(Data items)
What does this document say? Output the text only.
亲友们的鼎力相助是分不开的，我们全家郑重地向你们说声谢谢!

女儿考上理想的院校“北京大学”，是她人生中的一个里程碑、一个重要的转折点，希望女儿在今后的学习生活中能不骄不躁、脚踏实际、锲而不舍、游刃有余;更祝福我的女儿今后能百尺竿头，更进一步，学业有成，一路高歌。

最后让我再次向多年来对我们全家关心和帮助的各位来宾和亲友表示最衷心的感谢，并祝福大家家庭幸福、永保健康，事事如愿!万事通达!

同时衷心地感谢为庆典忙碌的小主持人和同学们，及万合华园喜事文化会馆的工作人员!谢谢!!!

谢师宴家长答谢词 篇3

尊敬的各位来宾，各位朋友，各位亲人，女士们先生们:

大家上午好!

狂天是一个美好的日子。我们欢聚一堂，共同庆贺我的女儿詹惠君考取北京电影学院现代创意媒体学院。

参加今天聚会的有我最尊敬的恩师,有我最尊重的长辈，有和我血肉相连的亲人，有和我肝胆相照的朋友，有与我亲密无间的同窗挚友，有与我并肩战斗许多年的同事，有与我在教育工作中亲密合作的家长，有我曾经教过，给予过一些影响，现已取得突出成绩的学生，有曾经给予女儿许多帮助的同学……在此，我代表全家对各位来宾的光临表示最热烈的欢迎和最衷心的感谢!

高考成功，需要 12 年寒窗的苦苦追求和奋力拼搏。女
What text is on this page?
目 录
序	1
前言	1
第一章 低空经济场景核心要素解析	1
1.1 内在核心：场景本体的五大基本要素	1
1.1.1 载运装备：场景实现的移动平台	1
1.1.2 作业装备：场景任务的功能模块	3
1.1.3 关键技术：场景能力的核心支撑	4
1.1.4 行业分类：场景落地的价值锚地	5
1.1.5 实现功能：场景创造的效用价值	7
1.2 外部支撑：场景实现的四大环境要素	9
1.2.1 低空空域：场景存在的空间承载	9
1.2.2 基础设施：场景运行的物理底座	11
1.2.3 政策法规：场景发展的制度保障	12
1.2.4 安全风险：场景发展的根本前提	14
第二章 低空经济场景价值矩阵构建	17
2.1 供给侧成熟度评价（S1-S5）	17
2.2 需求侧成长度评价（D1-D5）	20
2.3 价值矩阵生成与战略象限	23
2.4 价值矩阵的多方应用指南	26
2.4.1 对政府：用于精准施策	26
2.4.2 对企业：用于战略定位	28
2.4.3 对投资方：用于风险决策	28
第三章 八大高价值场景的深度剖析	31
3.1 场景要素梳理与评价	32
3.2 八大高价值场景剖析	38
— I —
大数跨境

• _TASK PROMPT_: From the entries above, list each line with "text" in it.

• _FINAL RESULT_:
What does this document say? Output the text only.
What text is on this page?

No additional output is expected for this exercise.